*GOAL*:
Quote the whole listing exactly. Leave the pictures out of your copy.

*Extracted data entries*:
___

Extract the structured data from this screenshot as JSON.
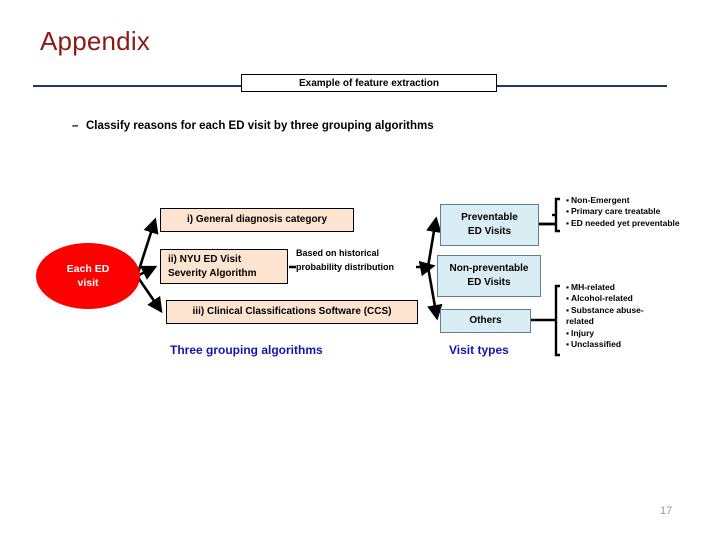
{
  "slide": {
    "title": "Appendix",
    "banner": "Example of feature extraction",
    "page_number": "17",
    "bullet_dash": "–",
    "bullet": "Classify reasons for each ED visit by three grouping algorithms"
  },
  "colors": {
    "title_red": "#8c1b18",
    "rule_navy": "#1f3864",
    "oval_red": "#ff0000",
    "algo_box_fill": "#fce4d0",
    "visit_box_fill": "#d9edf5",
    "visit_box_border": "#5f7f93",
    "caption_blue": "#1414b4",
    "page_number_gray": "#9a9a9a",
    "connector_black": "#000000"
  },
  "source": {
    "label_line1": "Each ED",
    "label_line2": "visit"
  },
  "algorithms": {
    "caption": "Three grouping algorithms",
    "boxes": [
      {
        "label": "i) General diagnosis category"
      },
      {
        "label_line1": "ii) NYU ED Visit",
        "label_line2": "Severity Algorithm"
      },
      {
        "label": "iii) Clinical Classifications Software (CCS)"
      }
    ],
    "annotation_line1": "Based on historical",
    "annotation_line2": "probability distribution"
  },
  "visit_types": {
    "caption": "Visit types",
    "boxes": [
      {
        "label_line1": "Preventable",
        "label_line2": "ED Visits"
      },
      {
        "label_line1": "Non-preventable",
        "label_line2": "ED Visits"
      },
      {
        "label_line1": "Others",
        "label_line2": ""
      }
    ]
  },
  "details": {
    "preventable": [
      "Non-Emergent",
      "Primary care treatable",
      "ED needed yet preventable"
    ],
    "others": [
      "MH-related",
      "Alcohol-related",
      "Substance abuse-related",
      "Injury",
      "Unclassified"
    ]
  }
}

___

*RIGHT ANSWER*:
Extract the structured data from this screenshot as JSON.
{
  "slide": {
    "title": "Appendix",
    "banner": "Example of feature extraction",
    "page_number": "17",
    "bullet_dash": "–",
    "bullet": "Classify reasons for each ED visit by three grouping algorithms"
  },
  "colors": {
    "title_red": "#8c1b18",
    "rule_navy": "#1f3864",
    "oval_red": "#ff0000",
    "algo_box_fill": "#fce4d0",
    "visit_box_fill": "#d9edf5",
    "visit_box_border": "#5f7f93",
    "caption_blue": "#1414b4",
    "page_number_gray": "#9a9a9a",
    "connector_black": "#000000"
  },
  "source": {
    "label_line1": "Each ED",
    "label_line2": "visit"
  },
  "algorithms": {
    "caption": "Three grouping algorithms",
    "boxes": [
      {
        "label": "i) General diagnosis category"
      },
      {
        "label_line1": "ii) NYU ED Visit",
        "label_line2": "Severity Algorithm"
      },
      {
        "label": "iii) Clinical Classifications Software (CCS)"
      }
    ],
    "annotation_line1": "Based on historical",
    "annotation_line2": "probability distribution"
  },
  "visit_types": {
    "caption": "Visit types",
    "boxes": [
      {
        "label_line1": "Preventable",
        "label_line2": "ED Visits"
      },
      {
        "label_line1": "Non-preventable",
        "label_line2": "ED Visits"
      },
      {
        "label_line1": "Others",
        "label_line2": ""
      }
    ]
  },
  "details": {
    "preventable": [
      "Non-Emergent",
      "Primary care treatable",
      "ED needed yet preventable"
    ],
    "others": [
      "MH-related",
      "Alcohol-related",
      "Substance abuse-related",
      "Injury",
      "Unclassified"
    ]
  }
}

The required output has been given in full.